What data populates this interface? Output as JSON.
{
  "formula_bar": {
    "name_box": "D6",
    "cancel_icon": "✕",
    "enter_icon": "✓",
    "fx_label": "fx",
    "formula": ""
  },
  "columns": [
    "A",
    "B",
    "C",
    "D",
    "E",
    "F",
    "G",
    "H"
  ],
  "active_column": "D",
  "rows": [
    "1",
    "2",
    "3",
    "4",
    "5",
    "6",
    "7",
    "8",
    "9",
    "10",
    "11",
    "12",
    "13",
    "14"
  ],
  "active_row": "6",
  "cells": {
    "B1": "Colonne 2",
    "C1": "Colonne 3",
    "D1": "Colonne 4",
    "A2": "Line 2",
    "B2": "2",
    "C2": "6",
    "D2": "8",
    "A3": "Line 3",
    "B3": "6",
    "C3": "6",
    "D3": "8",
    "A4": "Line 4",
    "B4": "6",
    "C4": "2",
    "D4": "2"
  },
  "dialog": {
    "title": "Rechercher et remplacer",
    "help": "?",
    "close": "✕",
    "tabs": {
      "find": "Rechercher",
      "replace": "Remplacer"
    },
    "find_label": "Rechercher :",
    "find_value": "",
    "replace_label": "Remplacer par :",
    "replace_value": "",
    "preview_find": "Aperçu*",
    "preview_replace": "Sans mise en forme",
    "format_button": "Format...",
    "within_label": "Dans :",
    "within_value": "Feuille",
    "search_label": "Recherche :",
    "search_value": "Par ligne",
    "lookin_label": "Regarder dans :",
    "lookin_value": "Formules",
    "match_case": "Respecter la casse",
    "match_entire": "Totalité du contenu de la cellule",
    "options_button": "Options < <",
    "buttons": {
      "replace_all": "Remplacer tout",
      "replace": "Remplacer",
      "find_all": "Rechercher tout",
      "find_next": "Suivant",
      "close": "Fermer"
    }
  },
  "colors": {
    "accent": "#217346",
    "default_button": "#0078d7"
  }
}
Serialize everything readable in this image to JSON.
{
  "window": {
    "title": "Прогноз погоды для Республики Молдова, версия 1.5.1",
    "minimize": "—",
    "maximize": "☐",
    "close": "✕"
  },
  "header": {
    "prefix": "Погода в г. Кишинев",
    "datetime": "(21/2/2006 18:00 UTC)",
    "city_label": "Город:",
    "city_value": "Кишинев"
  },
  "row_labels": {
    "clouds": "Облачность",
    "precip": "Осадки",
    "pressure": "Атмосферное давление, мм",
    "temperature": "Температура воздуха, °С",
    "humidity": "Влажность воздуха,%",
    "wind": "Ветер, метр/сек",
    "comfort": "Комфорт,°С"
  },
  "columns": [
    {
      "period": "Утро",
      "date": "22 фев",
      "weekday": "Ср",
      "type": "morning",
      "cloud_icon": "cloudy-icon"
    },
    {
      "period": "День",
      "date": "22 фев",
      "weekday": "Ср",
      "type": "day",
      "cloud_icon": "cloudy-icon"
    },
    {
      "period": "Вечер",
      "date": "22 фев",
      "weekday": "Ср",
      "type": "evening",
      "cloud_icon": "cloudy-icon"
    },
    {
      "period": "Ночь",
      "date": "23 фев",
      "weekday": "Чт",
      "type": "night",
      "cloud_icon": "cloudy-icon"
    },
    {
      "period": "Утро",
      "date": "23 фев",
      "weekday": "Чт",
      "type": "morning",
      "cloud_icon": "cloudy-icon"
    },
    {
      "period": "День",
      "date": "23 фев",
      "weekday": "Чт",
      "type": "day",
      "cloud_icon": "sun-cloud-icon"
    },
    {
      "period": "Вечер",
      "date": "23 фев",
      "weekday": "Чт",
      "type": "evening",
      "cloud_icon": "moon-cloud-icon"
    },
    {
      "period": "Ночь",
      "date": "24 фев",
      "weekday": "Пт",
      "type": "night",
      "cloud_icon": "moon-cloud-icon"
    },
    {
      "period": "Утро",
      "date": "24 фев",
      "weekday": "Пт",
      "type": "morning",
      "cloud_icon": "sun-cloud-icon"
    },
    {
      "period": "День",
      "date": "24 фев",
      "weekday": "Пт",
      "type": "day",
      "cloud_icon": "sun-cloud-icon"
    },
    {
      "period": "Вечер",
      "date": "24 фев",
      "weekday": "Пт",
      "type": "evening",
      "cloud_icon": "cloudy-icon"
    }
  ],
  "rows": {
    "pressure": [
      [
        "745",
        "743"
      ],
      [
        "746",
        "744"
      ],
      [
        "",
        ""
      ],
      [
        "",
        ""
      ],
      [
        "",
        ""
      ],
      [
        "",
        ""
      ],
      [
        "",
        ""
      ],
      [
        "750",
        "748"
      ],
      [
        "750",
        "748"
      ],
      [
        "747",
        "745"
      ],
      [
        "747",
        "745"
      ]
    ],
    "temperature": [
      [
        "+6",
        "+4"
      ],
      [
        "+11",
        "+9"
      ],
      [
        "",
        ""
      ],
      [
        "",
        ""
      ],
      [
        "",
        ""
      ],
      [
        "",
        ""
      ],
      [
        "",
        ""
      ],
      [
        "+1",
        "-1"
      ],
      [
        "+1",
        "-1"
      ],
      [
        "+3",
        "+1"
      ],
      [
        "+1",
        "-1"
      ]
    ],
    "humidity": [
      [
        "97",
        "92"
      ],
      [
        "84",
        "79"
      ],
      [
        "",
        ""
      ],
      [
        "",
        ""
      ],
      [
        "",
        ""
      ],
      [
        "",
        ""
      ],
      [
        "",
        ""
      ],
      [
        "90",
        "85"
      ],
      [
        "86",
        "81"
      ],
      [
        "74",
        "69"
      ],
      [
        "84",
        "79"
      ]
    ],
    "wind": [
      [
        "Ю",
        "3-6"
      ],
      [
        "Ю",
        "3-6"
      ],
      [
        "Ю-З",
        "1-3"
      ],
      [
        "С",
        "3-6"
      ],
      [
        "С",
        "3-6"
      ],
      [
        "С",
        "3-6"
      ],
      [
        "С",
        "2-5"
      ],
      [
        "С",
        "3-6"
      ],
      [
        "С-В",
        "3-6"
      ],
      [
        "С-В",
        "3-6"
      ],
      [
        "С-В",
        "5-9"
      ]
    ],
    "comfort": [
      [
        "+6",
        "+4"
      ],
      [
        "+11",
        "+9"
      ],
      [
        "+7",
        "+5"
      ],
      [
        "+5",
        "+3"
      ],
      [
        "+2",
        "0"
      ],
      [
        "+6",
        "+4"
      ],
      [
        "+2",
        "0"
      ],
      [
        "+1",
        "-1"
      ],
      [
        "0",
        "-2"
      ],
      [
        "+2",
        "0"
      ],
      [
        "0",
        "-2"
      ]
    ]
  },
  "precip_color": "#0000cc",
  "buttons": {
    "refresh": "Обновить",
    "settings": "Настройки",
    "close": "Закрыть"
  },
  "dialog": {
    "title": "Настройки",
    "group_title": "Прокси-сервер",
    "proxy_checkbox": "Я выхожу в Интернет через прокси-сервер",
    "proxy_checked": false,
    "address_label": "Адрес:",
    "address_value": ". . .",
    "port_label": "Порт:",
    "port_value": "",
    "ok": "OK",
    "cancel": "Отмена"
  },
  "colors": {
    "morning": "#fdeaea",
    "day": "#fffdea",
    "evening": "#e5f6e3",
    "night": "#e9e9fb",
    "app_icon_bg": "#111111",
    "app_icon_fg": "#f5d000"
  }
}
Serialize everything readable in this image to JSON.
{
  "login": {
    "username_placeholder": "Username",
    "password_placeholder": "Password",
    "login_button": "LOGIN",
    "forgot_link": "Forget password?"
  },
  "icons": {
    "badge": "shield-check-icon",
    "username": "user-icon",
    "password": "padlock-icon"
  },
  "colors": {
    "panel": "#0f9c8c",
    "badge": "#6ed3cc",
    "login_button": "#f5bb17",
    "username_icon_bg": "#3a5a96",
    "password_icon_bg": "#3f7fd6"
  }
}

BRIEF. Provide all the records again, word for word.

THE OUTPUT.
What data populates this interface? Output as JSON.
{
  "formula_bar": {
    "name_box": "D6",
    "cancel_icon": "✕",
    "enter_icon": "✓",
    "fx_label": "fx",
    "formula": ""
  },
  "columns": [
    "A",
    "B",
    "C",
    "D",
    "E",
    "F",
    "G",
    "H"
  ],
  "active_column": "D",
  "rows": [
    "1",
    "2",
    "3",
    "4",
    "5",
    "6",
    "7",
    "8",
    "9",
    "10",
    "11",
    "12",
    "13",
    "14"
  ],
  "active_row": "6",
  "cells": {
    "B1": "Colonne 2",
    "C1": "Colonne 3",
    "D1": "Colonne 4",
    "A2": "Line 2",
    "B2": "2",
    "C2": "6",
    "D2": "8",
    "A3": "Line 3",
    "B3": "6",
    "C3": "6",
    "D3": "8",
    "A4": "Line 4",
    "B4": "6",
    "C4": "2",
    "D4": "2"
  },
  "dialog": {
    "title": "Rechercher et remplacer",
    "help": "?",
    "close": "✕",
    "tabs": {
      "find": "Rechercher",
      "replace": "Remplacer"
    },
    "find_label": "Rechercher :",
    "find_value": "",
    "replace_label": "Remplacer par :",
    "replace_value": "",
    "preview_find": "Aperçu*",
    "preview_replace": "Sans mise en forme",
    "format_button": "Format...",
    "within_label": "Dans :",
    "within_value": "Feuille",
    "search_label": "Recherche :",
    "search_value": "Par ligne",
    "lookin_label": "Regarder dans :",
    "lookin_value": "Formules",
    "match_case": "Respecter la casse",
    "match_entire": "Totalité du contenu de la cellule",
    "options_button": "Options < <",
    "buttons": {
      "replace_all": "Remplacer tout",
      "replace": "Remplacer",
      "find_all": "Rechercher tout",
      "find_next": "Suivant",
      "close": "Fermer"
    }
  },
  "colors": {
    "accent": "#217346",
    "default_button": "#0078d7"
  }
}
Serialize everything readable in this image to JSON.
{
  "window": {
    "title": "Прогноз погоды для Республики Молдова, версия 1.5.1",
    "minimize": "—",
    "maximize": "☐",
    "close": "✕"
  },
  "header": {
    "prefix": "Погода в г. Кишинев",
    "datetime": "(21/2/2006 18:00 UTC)",
    "city_label": "Город:",
    "city_value": "Кишинев"
  },
  "row_labels": {
    "clouds": "Облачность",
    "precip": "Осадки",
    "pressure": "Атмосферное давление, мм",
    "temperature": "Температура воздуха, °С",
    "humidity": "Влажность воздуха,%",
    "wind": "Ветер, метр/сек",
    "comfort": "Комфорт,°С"
  },
  "columns": [
    {
      "period": "Утро",
      "date": "22 фев",
      "weekday": "Ср",
      "type": "morning",
      "cloud_icon": "cloudy-icon"
    },
    {
      "period": "День",
      "date": "22 фев",
      "weekday": "Ср",
      "type": "day",
      "cloud_icon": "cloudy-icon"
    },
    {
      "period": "Вечер",
      "date": "22 фев",
      "weekday": "Ср",
      "type": "evening",
      "cloud_icon": "cloudy-icon"
    },
    {
      "period": "Ночь",
      "date": "23 фев",
      "weekday": "Чт",
      "type": "night",
      "cloud_icon": "cloudy-icon"
    },
    {
      "period": "Утро",
      "date": "23 фев",
      "weekday": "Чт",
      "type": "morning",
      "cloud_icon": "cloudy-icon"
    },
    {
      "period": "День",
      "date": "23 фев",
      "weekday": "Чт",
      "type": "day",
      "cloud_icon": "sun-cloud-icon"
    },
    {
      "period": "Вечер",
      "date": "23 фев",
      "weekday": "Чт",
      "type": "evening",
      "cloud_icon": "moon-cloud-icon"
    },
    {
      "period": "Ночь",
      "date": "24 фев",
      "weekday": "Пт",
      "type": "night",
      "cloud_icon": "moon-cloud-icon"
    },
    {
      "period": "Утро",
      "date": "24 фев",
      "weekday": "Пт",
      "type": "morning",
      "cloud_icon": "sun-cloud-icon"
    },
    {
      "period": "День",
      "date": "24 фев",
      "weekday": "Пт",
      "type": "day",
      "cloud_icon": "sun-cloud-icon"
    },
    {
      "period": "Вечер",
      "date": "24 фев",
      "weekday": "Пт",
      "type": "evening",
      "cloud_icon": "cloudy-icon"
    }
  ],
  "rows": {
    "pressure": [
      [
        "745",
        "743"
      ],
      [
        "746",
        "744"
      ],
      [
        "",
        ""
      ],
      [
        "",
        ""
      ],
      [
        "",
        ""
      ],
      [
        "",
        ""
      ],
      [
        "",
        ""
      ],
      [
        "750",
        "748"
      ],
      [
        "750",
        "748"
      ],
      [
        "747",
        "745"
      ],
      [
        "747",
        "745"
      ]
    ],
    "temperature": [
      [
        "+6",
        "+4"
      ],
      [
        "+11",
        "+9"
      ],
      [
        "",
        ""
      ],
      [
        "",
        ""
      ],
      [
        "",
        ""
      ],
      [
        "",
        ""
      ],
      [
        "",
        ""
      ],
      [
        "+1",
        "-1"
      ],
      [
        "+1",
        "-1"
      ],
      [
        "+3",
        "+1"
      ],
      [
        "+1",
        "-1"
      ]
    ],
    "humidity": [
      [
        "97",
        "92"
      ],
      [
        "84",
        "79"
      ],
      [
        "",
        ""
      ],
      [
        "",
        ""
      ],
      [
        "",
        ""
      ],
      [
        "",
        ""
      ],
      [
        "",
        ""
      ],
      [
        "90",
        "85"
      ],
      [
        "86",
        "81"
      ],
      [
        "74",
        "69"
      ],
      [
        "84",
        "79"
      ]
    ],
    "wind": [
      [
        "Ю",
        "3-6"
      ],
      [
        "Ю",
        "3-6"
      ],
      [
        "Ю-З",
        "1-3"
      ],
      [
        "С",
        "3-6"
      ],
      [
        "С",
        "3-6"
      ],
      [
        "С",
        "3-6"
      ],
      [
        "С",
        "2-5"
      ],
      [
        "С",
        "3-6"
      ],
      [
        "С-В",
        "3-6"
      ],
      [
        "С-В",
        "3-6"
      ],
      [
        "С-В",
        "5-9"
      ]
    ],
    "comfort": [
      [
        "+6",
        "+4"
      ],
      [
        "+11",
        "+9"
      ],
      [
        "+7",
        "+5"
      ],
      [
        "+5",
        "+3"
      ],
      [
        "+2",
        "0"
      ],
      [
        "+6",
        "+4"
      ],
      [
        "+2",
        "0"
      ],
      [
        "+1",
        "-1"
      ],
      [
        "0",
        "-2"
      ],
      [
        "+2",
        "0"
      ],
      [
        "0",
        "-2"
      ]
    ]
  },
  "precip_color": "#0000cc",
  "buttons": {
    "refresh": "Обновить",
    "settings": "Настройки",
    "close": "Закрыть"
  },
  "dialog": {
    "title": "Настройки",
    "group_title": "Прокси-сервер",
    "proxy_checkbox": "Я выхожу в Интернет через прокси-сервер",
    "proxy_checked": false,
    "address_label": "Адрес:",
    "address_value": ". . .",
    "port_label": "Порт:",
    "port_value": "",
    "ok": "OK",
    "cancel": "Отмена"
  },
  "colors": {
    "morning": "#fdeaea",
    "day": "#fffdea",
    "evening": "#e5f6e3",
    "night": "#e9e9fb",
    "app_icon_bg": "#111111",
    "app_icon_fg": "#f5d000"
  }
}
Serialize everything readable in this image to JSON.
{
  "login": {
    "username_placeholder": "Username",
    "password_placeholder": "Password",
    "login_button": "LOGIN",
    "forgot_link": "Forget password?"
  },
  "icons": {
    "badge": "shield-check-icon",
    "username": "user-icon",
    "password": "padlock-icon"
  },
  "colors": {
    "panel": "#0f9c8c",
    "badge": "#6ed3cc",
    "login_button": "#f5bb17",
    "username_icon_bg": "#3a5a96",
    "password_icon_bg": "#3f7fd6"
  }
}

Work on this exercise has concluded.